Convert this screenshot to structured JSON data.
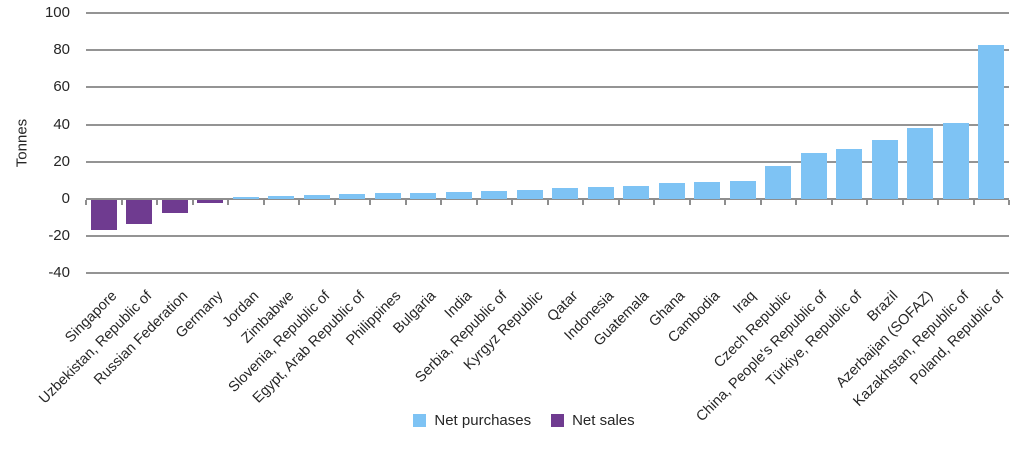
{
  "chart_data": {
    "type": "bar",
    "title": "",
    "ylabel": "Tonnes",
    "xlabel": "",
    "ylim": [
      -40,
      100
    ],
    "yticks": [
      100,
      80,
      60,
      40,
      20,
      0,
      -20,
      -40
    ],
    "grid": true,
    "legend_position": "bottom-center",
    "x_tick_rotation_deg": 45,
    "categories": [
      "Singapore",
      "Uzbekistan, Republic of",
      "Russian Federation",
      "Germany",
      "Jordan",
      "Zimbabwe",
      "Slovenia, Republic of",
      "Egypt, Arab Republic of",
      "Philippines",
      "Bulgaria",
      "India",
      "Serbia, Republic of",
      "Kyrgyz Republic",
      "Qatar",
      "Indonesia",
      "Guatemala",
      "Ghana",
      "Cambodia",
      "Iraq",
      "Czech Republic",
      "China, People's Republic of",
      "Türkiye, Republic of",
      "Brazil",
      "Azerbaijan (SOFAZ)",
      "Kazakhstan, Republic of",
      "Poland, Republic of"
    ],
    "values": [
      -16,
      -13,
      -7,
      -1.5,
      1,
      1.5,
      2,
      2.5,
      3,
      3.5,
      4,
      4.5,
      5,
      6,
      6.5,
      7,
      8.5,
      9,
      9.5,
      18,
      25,
      27,
      32,
      38,
      41,
      83
    ],
    "series_rule": "positive values = Net purchases (blue), negative values = Net sales (purple)",
    "legend": [
      {
        "label": "Net purchases",
        "color": "#7EC3F4"
      },
      {
        "label": "Net sales",
        "color": "#6F3B90"
      }
    ],
    "colors": {
      "net_purchases": "#7EC3F4",
      "net_sales": "#6F3B90",
      "gridline": "#949494",
      "axis_text": "#262626",
      "background": "#FFFFFF"
    }
  }
}
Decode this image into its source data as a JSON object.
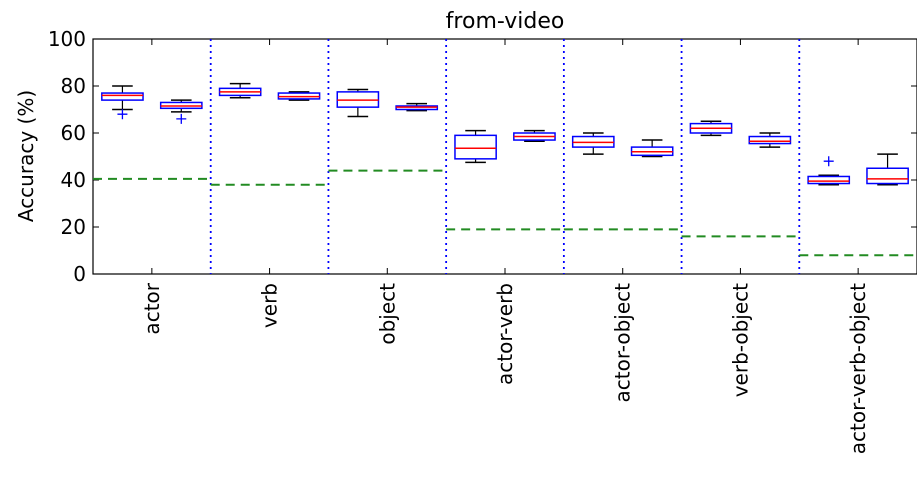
{
  "chart_data": {
    "type": "box",
    "title": "from-video",
    "xlabel": "",
    "ylabel": "Accuracy (%)",
    "ylim": [
      0,
      100
    ],
    "yticks": [
      0,
      20,
      40,
      60,
      80,
      100
    ],
    "grid": false,
    "categories": [
      "actor",
      "verb",
      "object",
      "actor-verb",
      "actor-object",
      "verb-object",
      "actor-verb-object"
    ],
    "groups": [
      {
        "category": "actor",
        "baseline": 40.5,
        "boxes": [
          {
            "whislo": 70,
            "q1": 74,
            "med": 76,
            "q3": 77,
            "whishi": 80,
            "fliers": [
              68
            ]
          },
          {
            "whislo": 69,
            "q1": 70.5,
            "med": 71.5,
            "q3": 73,
            "whishi": 74,
            "fliers": [
              66
            ]
          }
        ]
      },
      {
        "category": "verb",
        "baseline": 38,
        "boxes": [
          {
            "whislo": 75,
            "q1": 76,
            "med": 77.5,
            "q3": 79,
            "whishi": 81,
            "fliers": []
          },
          {
            "whislo": 74,
            "q1": 74.5,
            "med": 75.5,
            "q3": 77,
            "whishi": 77.5,
            "fliers": []
          }
        ]
      },
      {
        "category": "object",
        "baseline": 44,
        "boxes": [
          {
            "whislo": 67,
            "q1": 71,
            "med": 74,
            "q3": 77.5,
            "whishi": 78.5,
            "fliers": []
          },
          {
            "whislo": 69.5,
            "q1": 70,
            "med": 71,
            "q3": 71.5,
            "whishi": 72.5,
            "fliers": []
          }
        ]
      },
      {
        "category": "actor-verb",
        "baseline": 19,
        "boxes": [
          {
            "whislo": 47.5,
            "q1": 49,
            "med": 53.5,
            "q3": 59,
            "whishi": 61,
            "fliers": []
          },
          {
            "whislo": 56.5,
            "q1": 57,
            "med": 58.5,
            "q3": 60,
            "whishi": 61,
            "fliers": []
          }
        ]
      },
      {
        "category": "actor-object",
        "baseline": 19,
        "boxes": [
          {
            "whislo": 51,
            "q1": 54,
            "med": 56,
            "q3": 58.5,
            "whishi": 60,
            "fliers": []
          },
          {
            "whislo": 50,
            "q1": 50.5,
            "med": 52,
            "q3": 54,
            "whishi": 57,
            "fliers": []
          }
        ]
      },
      {
        "category": "verb-object",
        "baseline": 16,
        "boxes": [
          {
            "whislo": 59,
            "q1": 60,
            "med": 62,
            "q3": 64,
            "whishi": 65,
            "fliers": []
          },
          {
            "whislo": 54,
            "q1": 55.5,
            "med": 56.5,
            "q3": 58.5,
            "whishi": 60,
            "fliers": []
          }
        ]
      },
      {
        "category": "actor-verb-object",
        "baseline": 8,
        "boxes": [
          {
            "whislo": 38,
            "q1": 38.5,
            "med": 39.5,
            "q3": 41.5,
            "whishi": 42,
            "fliers": [
              48
            ]
          },
          {
            "whislo": 38,
            "q1": 38.5,
            "med": 40.5,
            "q3": 45,
            "whishi": 51,
            "fliers": []
          }
        ]
      }
    ],
    "colors": {
      "box": "#0000ff",
      "whisker": "#000000",
      "median": "#ff0000",
      "flier": "#0000ff",
      "baseline": "#228b22",
      "separator": "#0000ff"
    }
  }
}
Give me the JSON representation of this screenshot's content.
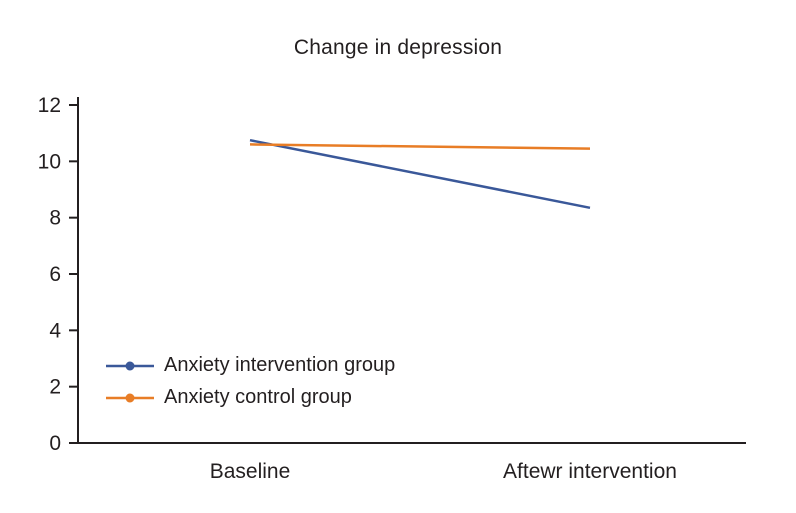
{
  "chart_data": {
    "type": "line",
    "title": "Change in depression",
    "categories": [
      "Baseline",
      "Aftewr intervention"
    ],
    "series": [
      {
        "name": "Anxiety intervention group",
        "color": "#3a5899",
        "values": [
          10.75,
          8.35
        ]
      },
      {
        "name": "Anxiety control group",
        "color": "#e87d26",
        "values": [
          10.6,
          10.45
        ]
      }
    ],
    "xlabel": "",
    "ylabel": "",
    "ylim": [
      0,
      12
    ],
    "yticks": [
      0,
      2,
      4,
      6,
      8,
      10,
      12
    ],
    "grid": false,
    "legend_position": "inside-lower-left",
    "axis_color": "#231f20",
    "text_color": "#231f20"
  }
}
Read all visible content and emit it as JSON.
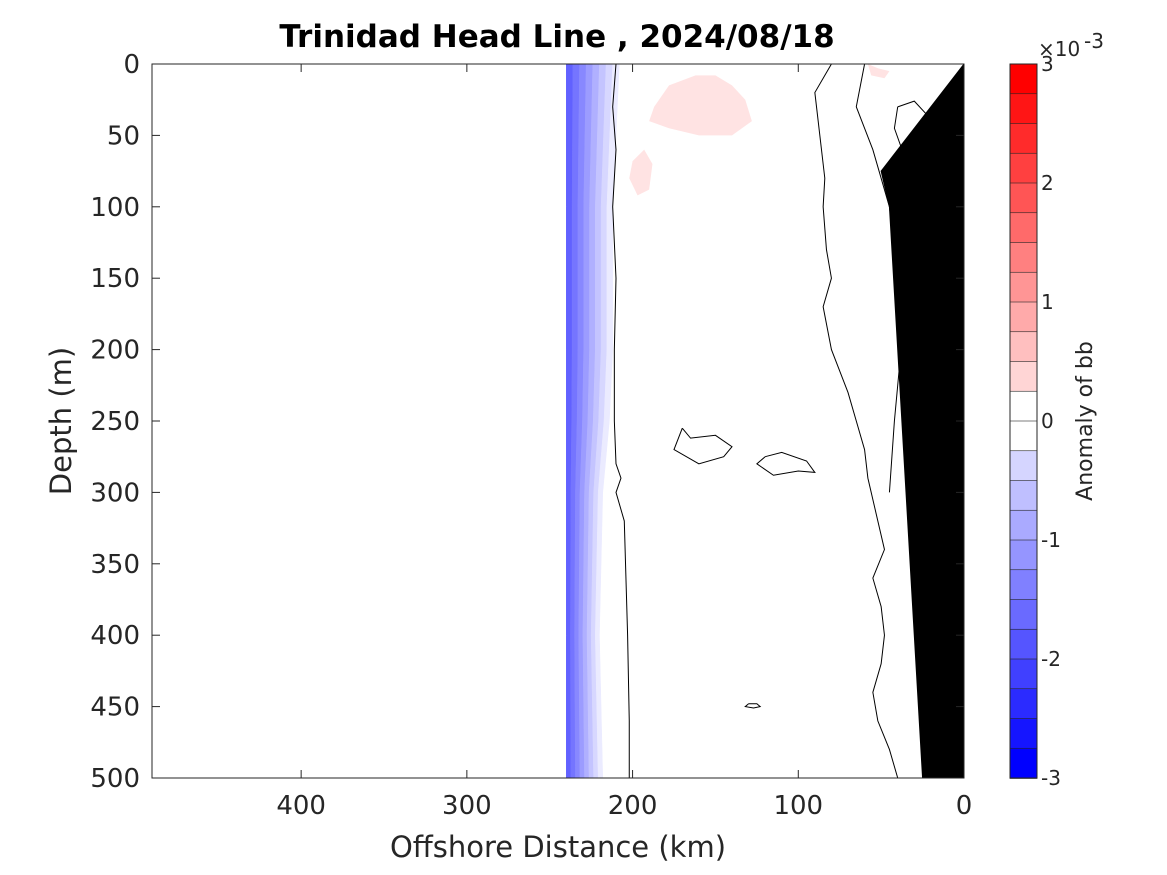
{
  "chart_data": {
    "type": "heatmap",
    "title": "Trinidad Head Line , 2024/08/18",
    "xlabel": "Offshore Distance (km)",
    "ylabel": "Depth (m)",
    "xlim": [
      490,
      0
    ],
    "ylim": [
      0,
      500
    ],
    "x_reversed": true,
    "y_reversed": true,
    "x_ticks": [
      400,
      300,
      200,
      100,
      0
    ],
    "y_ticks": [
      0,
      50,
      100,
      150,
      200,
      250,
      300,
      350,
      400,
      450,
      500
    ],
    "grid": false,
    "colorbar": {
      "label": "Anomaly of bb",
      "range": [
        -0.003,
        0.003
      ],
      "exponent_label": "×10",
      "exponent_power": "-3",
      "ticks": [
        -3,
        -2,
        -1,
        0,
        1,
        2,
        3
      ],
      "tick_labels": [
        "-3",
        "-2",
        "-1",
        "0",
        "1",
        "2",
        "3"
      ],
      "levels": 24,
      "negative_color": "#0000ff",
      "positive_color": "#ff0000"
    },
    "data_extent_km": [
      240,
      0
    ],
    "negative_band": {
      "edge_km": 240,
      "zero_km_by_depth": [
        [
          0,
          208
        ],
        [
          100,
          212
        ],
        [
          200,
          212
        ],
        [
          250,
          214
        ],
        [
          300,
          218
        ],
        [
          400,
          220
        ],
        [
          500,
          218
        ]
      ]
    },
    "positive_patches": [
      {
        "x_km": [
          187,
          178,
          162,
          150,
          140,
          132,
          128,
          140,
          160,
          178,
          190
        ],
        "depth_m": [
          30,
          15,
          8,
          8,
          15,
          25,
          40,
          50,
          50,
          45,
          40
        ]
      },
      {
        "x_km": [
          200,
          193,
          188,
          190,
          197,
          202
        ],
        "depth_m": [
          68,
          60,
          70,
          88,
          92,
          80
        ]
      },
      {
        "x_km": [
          58,
          52,
          45,
          48,
          56
        ],
        "depth_m": [
          0,
          3,
          5,
          10,
          8
        ]
      }
    ],
    "zero_contours": [
      {
        "x_km": [
          210,
          212,
          210,
          212,
          210,
          211,
          211,
          210,
          207,
          210,
          205,
          203,
          202,
          202
        ],
        "depth_m": [
          0,
          30,
          60,
          100,
          150,
          200,
          250,
          280,
          290,
          300,
          320,
          400,
          460,
          500
        ]
      },
      {
        "x_km": [
          80,
          90,
          88,
          84,
          85,
          83,
          80,
          85,
          80,
          70,
          65,
          60,
          58,
          52,
          48,
          55,
          50,
          48,
          50,
          55,
          52,
          45,
          40
        ],
        "depth_m": [
          0,
          20,
          40,
          80,
          100,
          130,
          150,
          170,
          200,
          230,
          250,
          270,
          290,
          320,
          340,
          360,
          380,
          400,
          420,
          440,
          460,
          480,
          500
        ]
      },
      {
        "x_km": [
          60,
          65,
          55,
          45,
          40,
          38,
          42,
          45
        ],
        "depth_m": [
          0,
          30,
          60,
          100,
          150,
          200,
          250,
          300
        ]
      },
      {
        "x_km": [
          170,
          165,
          150,
          140,
          145,
          160,
          175,
          170
        ],
        "depth_m": [
          255,
          262,
          260,
          268,
          275,
          280,
          270,
          255
        ]
      },
      {
        "x_km": [
          120,
          110,
          95,
          90,
          100,
          115,
          125,
          120
        ],
        "depth_m": [
          275,
          272,
          278,
          286,
          285,
          288,
          280,
          275
        ]
      },
      {
        "x_km": [
          40,
          30,
          22,
          20,
          28,
          38,
          42,
          40
        ],
        "depth_m": [
          30,
          26,
          36,
          58,
          65,
          58,
          45,
          30
        ]
      },
      {
        "x_km": [
          27,
          23,
          20,
          24,
          28,
          30,
          27
        ],
        "depth_m": [
          165,
          170,
          178,
          182,
          176,
          170,
          165
        ]
      },
      {
        "x_km": [
          24,
          26,
          24,
          22,
          24
        ],
        "depth_m": [
          188,
          192,
          196,
          192,
          188
        ]
      },
      {
        "x_km": [
          30,
          25,
          22,
          28,
          32,
          30
        ],
        "depth_m": [
          258,
          263,
          272,
          270,
          264,
          258
        ]
      },
      {
        "x_km": [
          130,
          125,
          123,
          127,
          132,
          130
        ],
        "depth_m": [
          448,
          448,
          450,
          451,
          450,
          448
        ]
      }
    ],
    "seafloor_polygon_km_m": [
      [
        0,
        0
      ],
      [
        0,
        500
      ],
      [
        25,
        500
      ],
      [
        30,
        400
      ],
      [
        35,
        300
      ],
      [
        40,
        200
      ],
      [
        45,
        100
      ],
      [
        50,
        75
      ],
      [
        0,
        0
      ]
    ]
  }
}
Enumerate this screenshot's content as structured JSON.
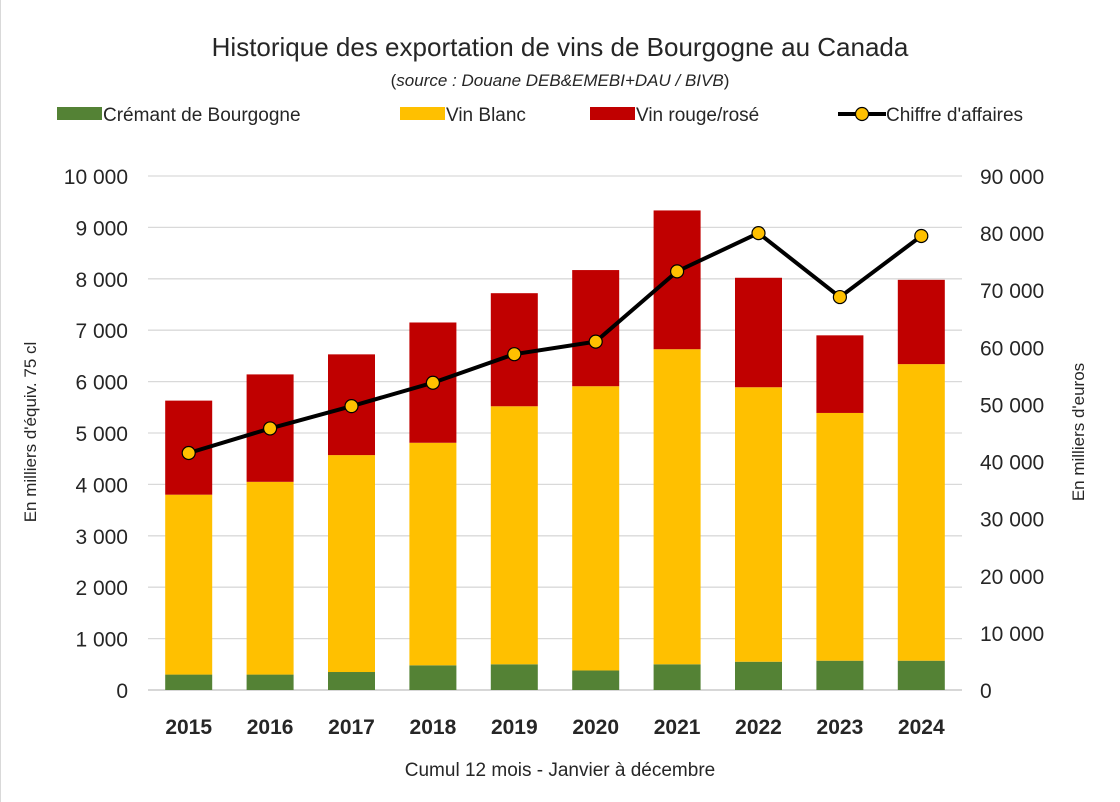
{
  "chart_data": {
    "type": "bar",
    "stacked": true,
    "title": "Historique des exportation de vins de Bourgogne au Canada",
    "subtitle_paren_open": "(",
    "subtitle_italic": "source : Douane DEB&EMEBI+DAU / BIVB",
    "subtitle_paren_close": ")",
    "xlabel": "Cumul 12 mois - Janvier à décembre",
    "ylabel": "En milliers d'équiv. 75 cl",
    "y2label": "En milliers d'euros",
    "categories": [
      "2015",
      "2016",
      "2017",
      "2018",
      "2019",
      "2020",
      "2021",
      "2022",
      "2023",
      "2024"
    ],
    "ylim": [
      0,
      10000
    ],
    "y2lim": [
      0,
      90000
    ],
    "y_ticks": [
      "0",
      "1 000",
      "2 000",
      "3 000",
      "4 000",
      "5 000",
      "6 000",
      "7 000",
      "8 000",
      "9 000",
      "10 000"
    ],
    "y2_ticks": [
      "0",
      "10 000",
      "20 000",
      "30 000",
      "40 000",
      "50 000",
      "60 000",
      "70 000",
      "80 000",
      "90 000"
    ],
    "grid": true,
    "legend_position": "top",
    "series": [
      {
        "name": "Crémant de Bourgogne",
        "kind": "bar",
        "axis": "left",
        "color": "#548235",
        "values": [
          300,
          300,
          350,
          480,
          500,
          380,
          500,
          550,
          570,
          570
        ]
      },
      {
        "name": "Vin Blanc",
        "kind": "bar",
        "axis": "left",
        "color": "#ffc000",
        "values": [
          3500,
          3750,
          4220,
          4330,
          5020,
          5530,
          6130,
          5340,
          4820,
          5770
        ]
      },
      {
        "name": "Vin rouge/rosé",
        "kind": "bar",
        "axis": "left",
        "color": "#c00000",
        "values": [
          1830,
          2090,
          1960,
          2340,
          2200,
          2260,
          2700,
          2130,
          1510,
          1640
        ]
      },
      {
        "name": "Chiffre d'affaires",
        "kind": "line",
        "axis": "right",
        "color": "#000000",
        "marker_color": "#ffc000",
        "values": [
          41500,
          45800,
          49700,
          53800,
          58800,
          61000,
          73300,
          80000,
          68800,
          79500
        ]
      }
    ]
  }
}
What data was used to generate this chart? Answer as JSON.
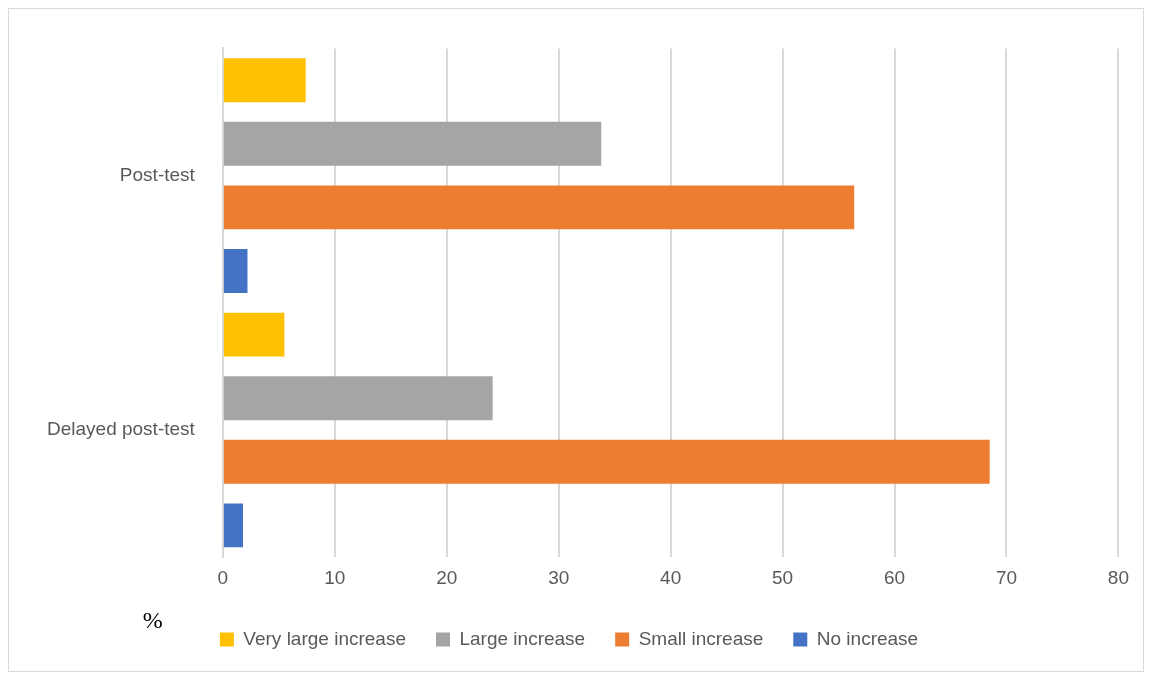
{
  "chart_data": {
    "type": "bar",
    "orientation": "horizontal",
    "categories": [
      "Post-test",
      "Delayed post-test"
    ],
    "xlabel": "%",
    "series": [
      {
        "name": "Very large increase",
        "color": "#ffc000",
        "values": [
          7.4,
          5.5
        ]
      },
      {
        "name": "Large increase",
        "color": "#a5a5a5",
        "values": [
          33.8,
          24.1
        ]
      },
      {
        "name": "Small increase",
        "color": "#ed7d31",
        "values": [
          56.4,
          68.5
        ]
      },
      {
        "name": "No increase",
        "color": "#4472c4",
        "values": [
          2.2,
          1.8
        ]
      }
    ],
    "xlim": [
      0,
      80
    ],
    "xticks": [
      0,
      10,
      20,
      30,
      40,
      50,
      60,
      70,
      80
    ],
    "grid": "x",
    "legend": "bottom"
  }
}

◇ ◇ ◇ ◇ ◇ ◇ ◇

▸ **AIM OF THE TASK**: Reproduce the listing above from the line that contains "What data was" through its final line, exactly and with nothing added. Omit the images.

▸ **ANSWER TO THIS EXERCISE**:
What data was used to generate this chart? Answer as JSON.
{
  "chart_data": {
    "type": "bar",
    "orientation": "horizontal",
    "categories": [
      "Post-test",
      "Delayed post-test"
    ],
    "xlabel": "%",
    "series": [
      {
        "name": "Very large increase",
        "color": "#ffc000",
        "values": [
          7.4,
          5.5
        ]
      },
      {
        "name": "Large increase",
        "color": "#a5a5a5",
        "values": [
          33.8,
          24.1
        ]
      },
      {
        "name": "Small increase",
        "color": "#ed7d31",
        "values": [
          56.4,
          68.5
        ]
      },
      {
        "name": "No increase",
        "color": "#4472c4",
        "values": [
          2.2,
          1.8
        ]
      }
    ],
    "xlim": [
      0,
      80
    ],
    "xticks": [
      0,
      10,
      20,
      30,
      40,
      50,
      60,
      70,
      80
    ],
    "grid": "x",
    "legend": "bottom"
  }
}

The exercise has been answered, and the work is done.